**Element boundary records:**

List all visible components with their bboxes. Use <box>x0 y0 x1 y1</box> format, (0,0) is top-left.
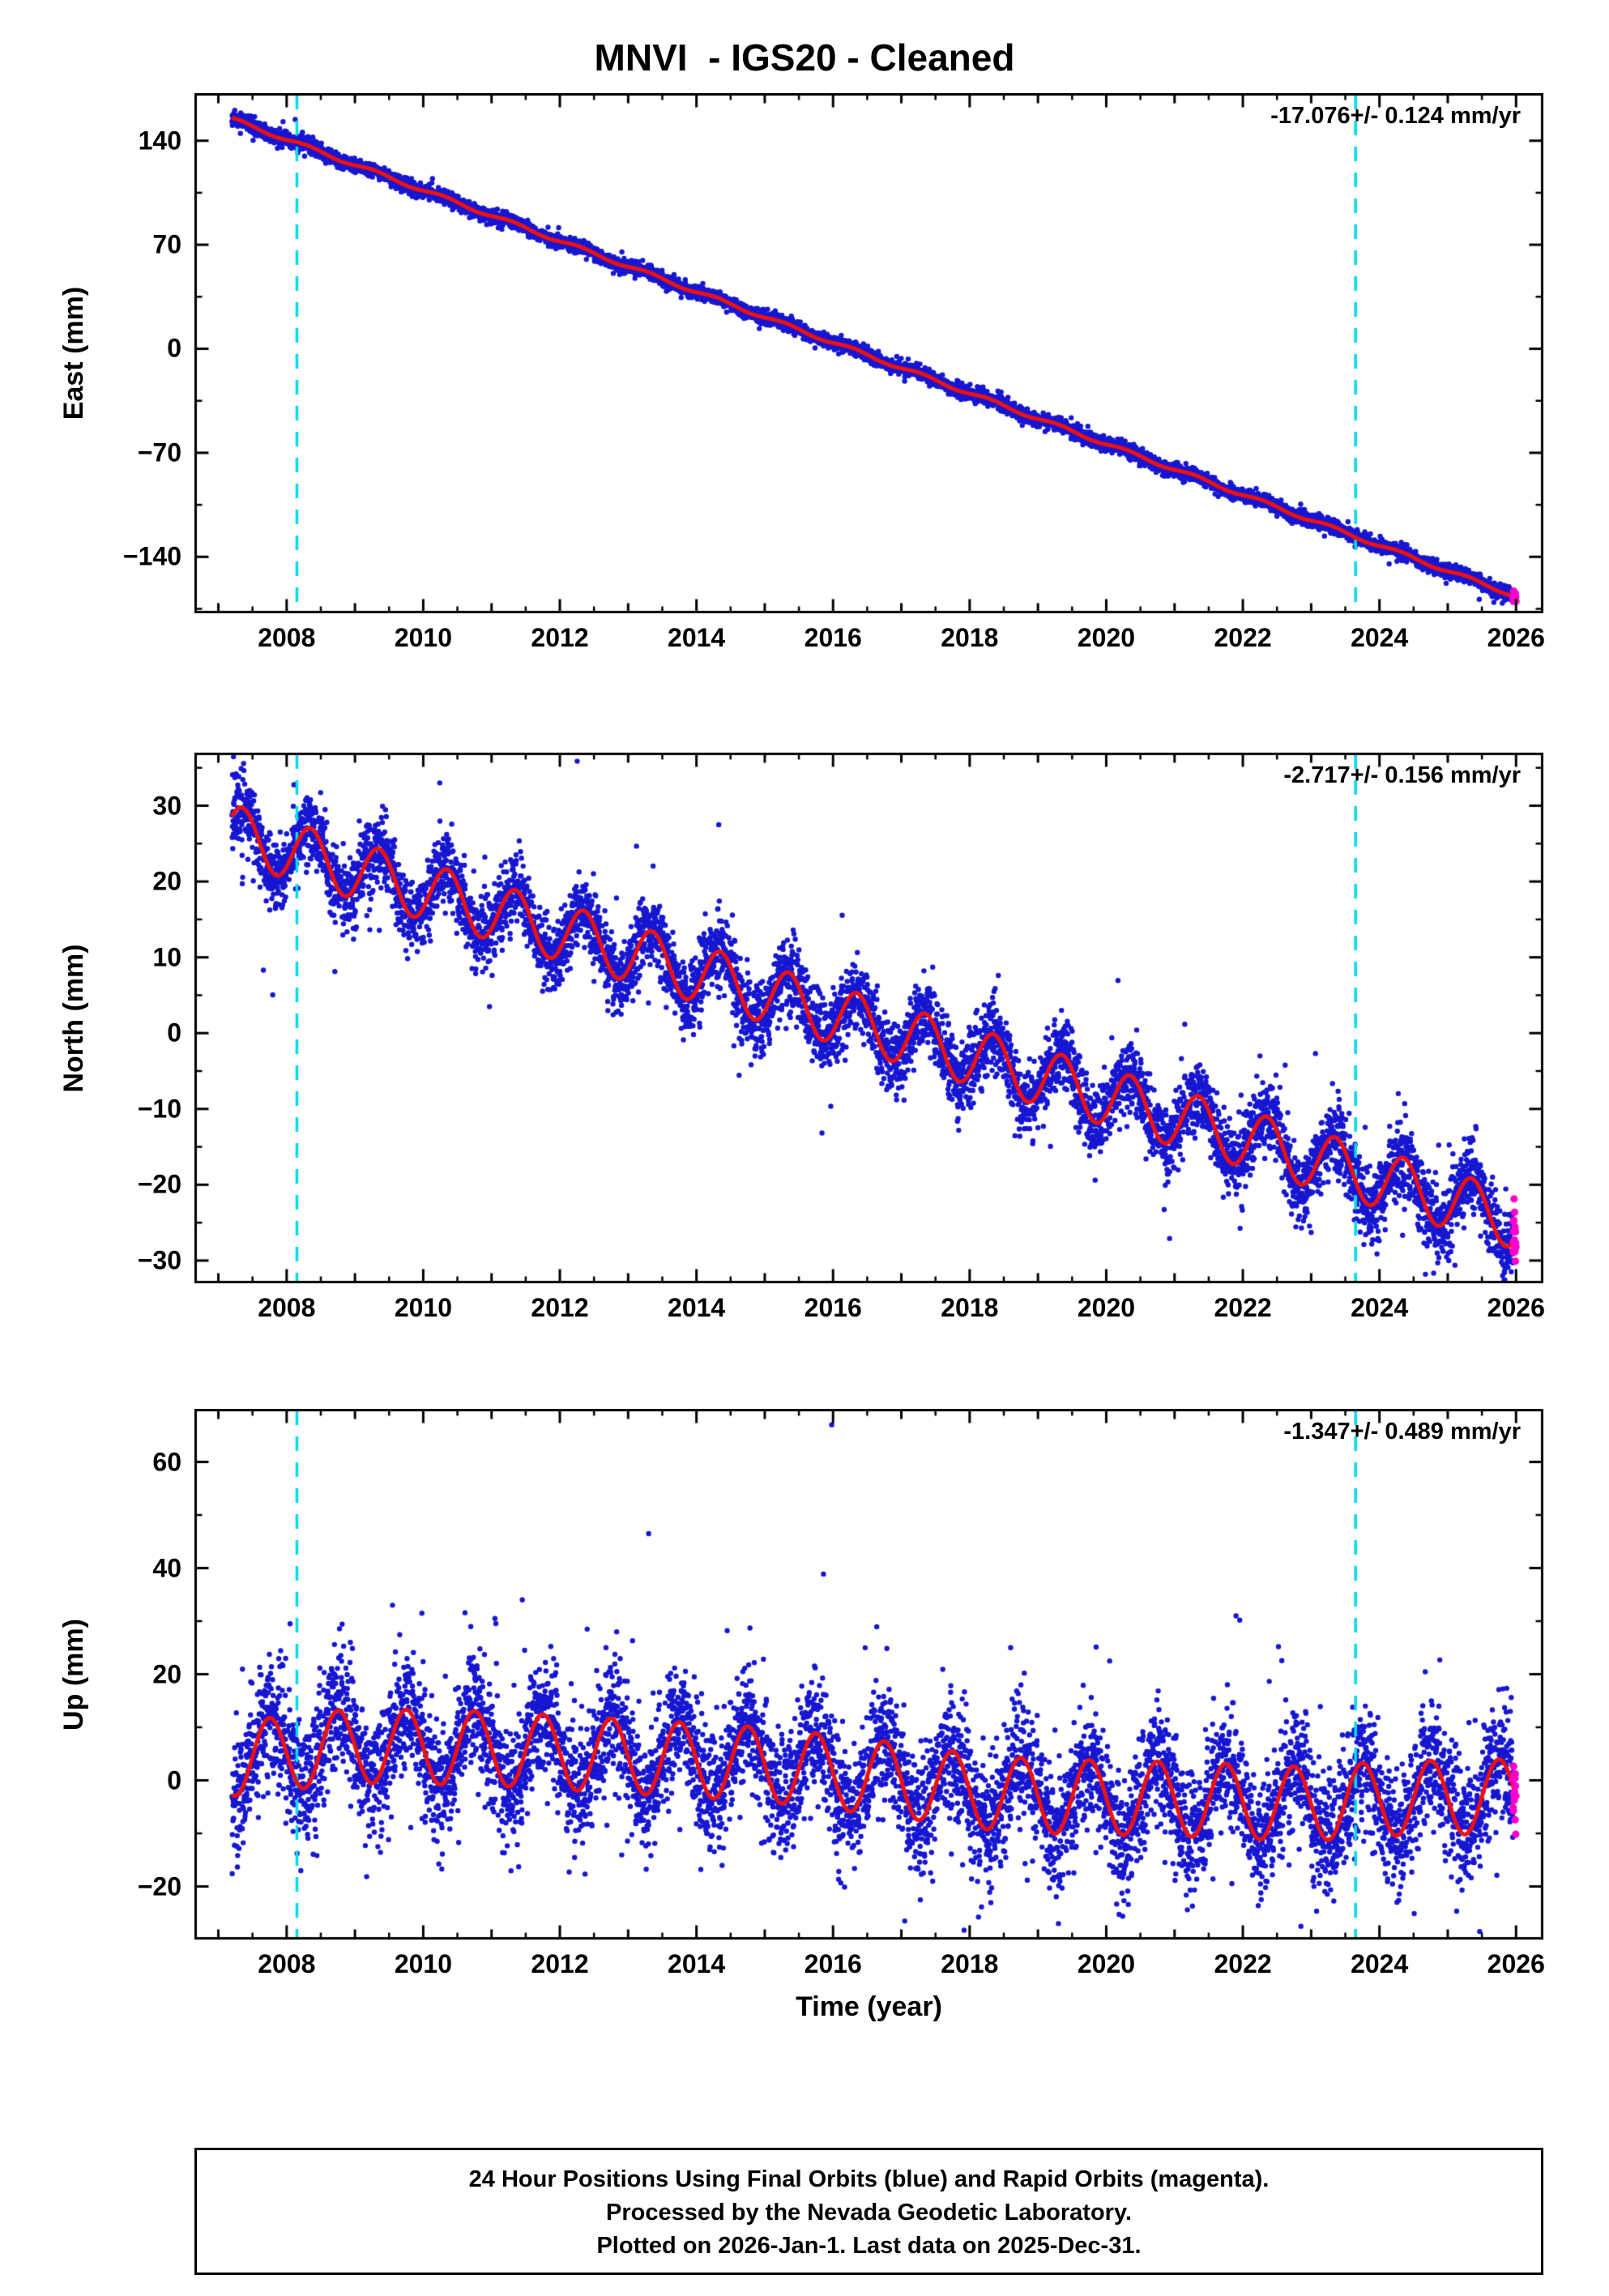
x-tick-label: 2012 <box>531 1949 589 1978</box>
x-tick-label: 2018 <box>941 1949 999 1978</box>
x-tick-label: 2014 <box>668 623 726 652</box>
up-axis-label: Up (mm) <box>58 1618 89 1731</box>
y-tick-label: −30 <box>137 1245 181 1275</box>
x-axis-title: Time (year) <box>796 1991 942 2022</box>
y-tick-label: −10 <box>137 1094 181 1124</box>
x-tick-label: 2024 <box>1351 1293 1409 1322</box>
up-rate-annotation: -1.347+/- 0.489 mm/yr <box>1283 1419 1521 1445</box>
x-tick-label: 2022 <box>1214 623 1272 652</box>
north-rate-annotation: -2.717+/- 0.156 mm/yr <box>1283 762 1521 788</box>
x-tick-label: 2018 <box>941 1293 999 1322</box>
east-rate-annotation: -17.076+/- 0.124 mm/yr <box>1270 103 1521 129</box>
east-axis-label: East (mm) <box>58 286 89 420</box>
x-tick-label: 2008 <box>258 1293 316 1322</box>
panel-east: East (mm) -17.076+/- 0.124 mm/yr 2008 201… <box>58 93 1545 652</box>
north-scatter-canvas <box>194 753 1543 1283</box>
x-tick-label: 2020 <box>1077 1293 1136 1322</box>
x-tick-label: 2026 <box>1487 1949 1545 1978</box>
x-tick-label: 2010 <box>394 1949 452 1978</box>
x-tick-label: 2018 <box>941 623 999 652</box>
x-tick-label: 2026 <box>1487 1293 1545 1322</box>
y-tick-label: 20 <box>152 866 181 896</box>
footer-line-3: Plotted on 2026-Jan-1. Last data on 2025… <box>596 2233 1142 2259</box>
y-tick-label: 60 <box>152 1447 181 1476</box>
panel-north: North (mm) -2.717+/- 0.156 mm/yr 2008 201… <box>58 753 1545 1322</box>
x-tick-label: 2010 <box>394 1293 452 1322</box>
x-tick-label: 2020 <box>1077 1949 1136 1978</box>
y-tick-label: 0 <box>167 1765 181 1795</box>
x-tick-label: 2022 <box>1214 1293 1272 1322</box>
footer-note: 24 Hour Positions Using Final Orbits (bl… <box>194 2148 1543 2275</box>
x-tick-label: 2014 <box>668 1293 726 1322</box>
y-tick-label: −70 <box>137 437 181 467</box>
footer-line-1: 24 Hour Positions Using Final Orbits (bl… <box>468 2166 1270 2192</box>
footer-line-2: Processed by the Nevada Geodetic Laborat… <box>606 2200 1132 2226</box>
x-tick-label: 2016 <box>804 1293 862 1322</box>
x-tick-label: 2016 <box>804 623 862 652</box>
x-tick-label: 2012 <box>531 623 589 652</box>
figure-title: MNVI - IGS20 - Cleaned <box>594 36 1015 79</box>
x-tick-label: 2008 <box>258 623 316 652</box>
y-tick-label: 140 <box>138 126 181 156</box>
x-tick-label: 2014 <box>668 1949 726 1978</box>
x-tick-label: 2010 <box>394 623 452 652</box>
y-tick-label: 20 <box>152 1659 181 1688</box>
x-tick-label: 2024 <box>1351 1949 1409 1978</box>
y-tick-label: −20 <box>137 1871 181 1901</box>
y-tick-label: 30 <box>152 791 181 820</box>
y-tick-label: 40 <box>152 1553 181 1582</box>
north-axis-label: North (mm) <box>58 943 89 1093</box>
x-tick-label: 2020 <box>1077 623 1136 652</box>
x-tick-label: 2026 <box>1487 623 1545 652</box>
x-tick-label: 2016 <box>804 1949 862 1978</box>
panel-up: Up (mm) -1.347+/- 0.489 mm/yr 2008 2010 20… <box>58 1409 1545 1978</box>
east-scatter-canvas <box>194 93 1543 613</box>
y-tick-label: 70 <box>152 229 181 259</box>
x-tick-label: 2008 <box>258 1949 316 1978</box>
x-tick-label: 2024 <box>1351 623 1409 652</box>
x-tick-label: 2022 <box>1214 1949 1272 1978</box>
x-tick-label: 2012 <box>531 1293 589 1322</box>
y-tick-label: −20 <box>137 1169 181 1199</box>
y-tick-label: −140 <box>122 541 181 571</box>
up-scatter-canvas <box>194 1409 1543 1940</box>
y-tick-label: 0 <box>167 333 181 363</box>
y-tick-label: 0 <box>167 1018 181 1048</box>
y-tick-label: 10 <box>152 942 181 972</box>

**What needs to be done:** Copy the material above line for line with no changes, omitting the picture.

**The solution:**
List all visible components with their bboxes. Use <box>x0 y0 x1 y1</box> format, (0,0) is top-left.
x-tick-label: 2012 <box>531 1949 589 1978</box>
x-tick-label: 2018 <box>941 1949 999 1978</box>
x-tick-label: 2014 <box>668 623 726 652</box>
up-axis-label: Up (mm) <box>58 1618 89 1731</box>
y-tick-label: −30 <box>137 1245 181 1275</box>
x-axis-title: Time (year) <box>796 1991 942 2022</box>
y-tick-label: −10 <box>137 1094 181 1124</box>
x-tick-label: 2024 <box>1351 1293 1409 1322</box>
up-rate-annotation: -1.347+/- 0.489 mm/yr <box>1283 1419 1521 1445</box>
x-tick-label: 2022 <box>1214 623 1272 652</box>
north-rate-annotation: -2.717+/- 0.156 mm/yr <box>1283 762 1521 788</box>
x-tick-label: 2018 <box>941 1293 999 1322</box>
east-rate-annotation: -17.076+/- 0.124 mm/yr <box>1270 103 1521 129</box>
east-axis-label: East (mm) <box>58 286 89 420</box>
x-tick-label: 2008 <box>258 1293 316 1322</box>
panel-east: East (mm) -17.076+/- 0.124 mm/yr 2008 201… <box>58 93 1545 652</box>
north-scatter-canvas <box>194 753 1543 1283</box>
x-tick-label: 2020 <box>1077 1293 1136 1322</box>
x-tick-label: 2026 <box>1487 1949 1545 1978</box>
x-tick-label: 2010 <box>394 1949 452 1978</box>
x-tick-label: 2018 <box>941 623 999 652</box>
x-tick-label: 2026 <box>1487 1293 1545 1322</box>
y-tick-label: 20 <box>152 866 181 896</box>
footer-line-3: Plotted on 2026-Jan-1. Last data on 2025… <box>596 2233 1142 2259</box>
y-tick-label: 60 <box>152 1447 181 1476</box>
panel-north: North (mm) -2.717+/- 0.156 mm/yr 2008 201… <box>58 753 1545 1322</box>
x-tick-label: 2010 <box>394 1293 452 1322</box>
x-tick-label: 2020 <box>1077 1949 1136 1978</box>
y-tick-label: 0 <box>167 1765 181 1795</box>
x-tick-label: 2022 <box>1214 1293 1272 1322</box>
footer-note: 24 Hour Positions Using Final Orbits (bl… <box>194 2148 1543 2275</box>
x-tick-label: 2014 <box>668 1293 726 1322</box>
y-tick-label: −70 <box>137 437 181 467</box>
footer-line-1: 24 Hour Positions Using Final Orbits (bl… <box>468 2166 1270 2192</box>
footer-line-2: Processed by the Nevada Geodetic Laborat… <box>606 2200 1132 2226</box>
x-tick-label: 2016 <box>804 1293 862 1322</box>
x-tick-label: 2016 <box>804 623 862 652</box>
x-tick-label: 2012 <box>531 623 589 652</box>
figure-title: MNVI - IGS20 - Cleaned <box>594 36 1015 79</box>
x-tick-label: 2008 <box>258 623 316 652</box>
y-tick-label: 140 <box>138 126 181 156</box>
x-tick-label: 2014 <box>668 1949 726 1978</box>
x-tick-label: 2010 <box>394 623 452 652</box>
y-tick-label: 20 <box>152 1659 181 1688</box>
x-tick-label: 2024 <box>1351 1949 1409 1978</box>
y-tick-label: −20 <box>137 1871 181 1901</box>
y-tick-label: 30 <box>152 791 181 820</box>
y-tick-label: 40 <box>152 1553 181 1582</box>
north-axis-label: North (mm) <box>58 943 89 1093</box>
x-tick-label: 2020 <box>1077 623 1136 652</box>
x-tick-label: 2026 <box>1487 623 1545 652</box>
x-tick-label: 2016 <box>804 1949 862 1978</box>
panel-up: Up (mm) -1.347+/- 0.489 mm/yr 2008 2010 20… <box>58 1409 1545 1978</box>
east-scatter-canvas <box>194 93 1543 613</box>
y-tick-label: 70 <box>152 229 181 259</box>
x-tick-label: 2008 <box>258 1949 316 1978</box>
x-tick-label: 2024 <box>1351 623 1409 652</box>
x-tick-label: 2022 <box>1214 1949 1272 1978</box>
x-tick-label: 2012 <box>531 1293 589 1322</box>
y-tick-label: −20 <box>137 1169 181 1199</box>
y-tick-label: −140 <box>122 541 181 571</box>
up-scatter-canvas <box>194 1409 1543 1940</box>
y-tick-label: 0 <box>167 333 181 363</box>
y-tick-label: 0 <box>167 1018 181 1048</box>
y-tick-label: 10 <box>152 942 181 972</box>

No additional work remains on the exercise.